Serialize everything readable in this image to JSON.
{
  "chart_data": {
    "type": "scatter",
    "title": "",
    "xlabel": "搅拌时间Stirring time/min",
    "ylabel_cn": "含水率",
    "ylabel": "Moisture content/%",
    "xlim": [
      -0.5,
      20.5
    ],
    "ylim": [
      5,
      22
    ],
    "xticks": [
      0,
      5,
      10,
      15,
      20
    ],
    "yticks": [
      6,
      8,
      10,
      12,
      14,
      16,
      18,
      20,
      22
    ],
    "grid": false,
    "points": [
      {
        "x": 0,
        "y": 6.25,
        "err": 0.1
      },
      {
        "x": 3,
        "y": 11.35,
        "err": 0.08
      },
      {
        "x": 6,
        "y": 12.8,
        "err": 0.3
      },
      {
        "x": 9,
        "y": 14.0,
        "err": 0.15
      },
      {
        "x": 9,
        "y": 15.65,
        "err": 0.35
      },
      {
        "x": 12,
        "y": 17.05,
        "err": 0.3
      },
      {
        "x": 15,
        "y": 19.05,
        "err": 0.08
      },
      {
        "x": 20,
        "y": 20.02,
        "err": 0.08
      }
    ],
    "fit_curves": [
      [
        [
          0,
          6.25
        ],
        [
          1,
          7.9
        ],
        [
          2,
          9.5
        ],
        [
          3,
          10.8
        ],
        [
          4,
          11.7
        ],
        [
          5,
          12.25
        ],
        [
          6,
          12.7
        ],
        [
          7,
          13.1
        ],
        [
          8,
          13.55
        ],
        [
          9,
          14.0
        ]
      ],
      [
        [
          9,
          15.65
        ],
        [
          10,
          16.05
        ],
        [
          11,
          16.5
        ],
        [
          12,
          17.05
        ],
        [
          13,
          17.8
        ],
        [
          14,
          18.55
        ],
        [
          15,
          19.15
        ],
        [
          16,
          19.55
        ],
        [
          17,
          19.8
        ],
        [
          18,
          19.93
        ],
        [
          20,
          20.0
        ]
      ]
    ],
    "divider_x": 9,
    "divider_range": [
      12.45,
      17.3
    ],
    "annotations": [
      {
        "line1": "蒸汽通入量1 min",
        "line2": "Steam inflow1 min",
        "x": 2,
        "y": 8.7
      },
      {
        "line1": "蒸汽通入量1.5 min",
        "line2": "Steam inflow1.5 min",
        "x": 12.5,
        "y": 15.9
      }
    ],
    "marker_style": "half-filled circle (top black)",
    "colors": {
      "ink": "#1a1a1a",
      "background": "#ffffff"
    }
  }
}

What needs to be done —
Repeat the preceding lines exactly, please, every one of them.

Complete answer —
Serialize everything readable in this image to JSON.
{
  "chart_data": {
    "type": "scatter",
    "title": "",
    "xlabel": "搅拌时间Stirring time/min",
    "ylabel_cn": "含水率",
    "ylabel": "Moisture content/%",
    "xlim": [
      -0.5,
      20.5
    ],
    "ylim": [
      5,
      22
    ],
    "xticks": [
      0,
      5,
      10,
      15,
      20
    ],
    "yticks": [
      6,
      8,
      10,
      12,
      14,
      16,
      18,
      20,
      22
    ],
    "grid": false,
    "points": [
      {
        "x": 0,
        "y": 6.25,
        "err": 0.1
      },
      {
        "x": 3,
        "y": 11.35,
        "err": 0.08
      },
      {
        "x": 6,
        "y": 12.8,
        "err": 0.3
      },
      {
        "x": 9,
        "y": 14.0,
        "err": 0.15
      },
      {
        "x": 9,
        "y": 15.65,
        "err": 0.35
      },
      {
        "x": 12,
        "y": 17.05,
        "err": 0.3
      },
      {
        "x": 15,
        "y": 19.05,
        "err": 0.08
      },
      {
        "x": 20,
        "y": 20.02,
        "err": 0.08
      }
    ],
    "fit_curves": [
      [
        [
          0,
          6.25
        ],
        [
          1,
          7.9
        ],
        [
          2,
          9.5
        ],
        [
          3,
          10.8
        ],
        [
          4,
          11.7
        ],
        [
          5,
          12.25
        ],
        [
          6,
          12.7
        ],
        [
          7,
          13.1
        ],
        [
          8,
          13.55
        ],
        [
          9,
          14.0
        ]
      ],
      [
        [
          9,
          15.65
        ],
        [
          10,
          16.05
        ],
        [
          11,
          16.5
        ],
        [
          12,
          17.05
        ],
        [
          13,
          17.8
        ],
        [
          14,
          18.55
        ],
        [
          15,
          19.15
        ],
        [
          16,
          19.55
        ],
        [
          17,
          19.8
        ],
        [
          18,
          19.93
        ],
        [
          20,
          20.0
        ]
      ]
    ],
    "divider_x": 9,
    "divider_range": [
      12.45,
      17.3
    ],
    "annotations": [
      {
        "line1": "蒸汽通入量1 min",
        "line2": "Steam inflow1 min",
        "x": 2,
        "y": 8.7
      },
      {
        "line1": "蒸汽通入量1.5 min",
        "line2": "Steam inflow1.5 min",
        "x": 12.5,
        "y": 15.9
      }
    ],
    "marker_style": "half-filled circle (top black)",
    "colors": {
      "ink": "#1a1a1a",
      "background": "#ffffff"
    }
  }
}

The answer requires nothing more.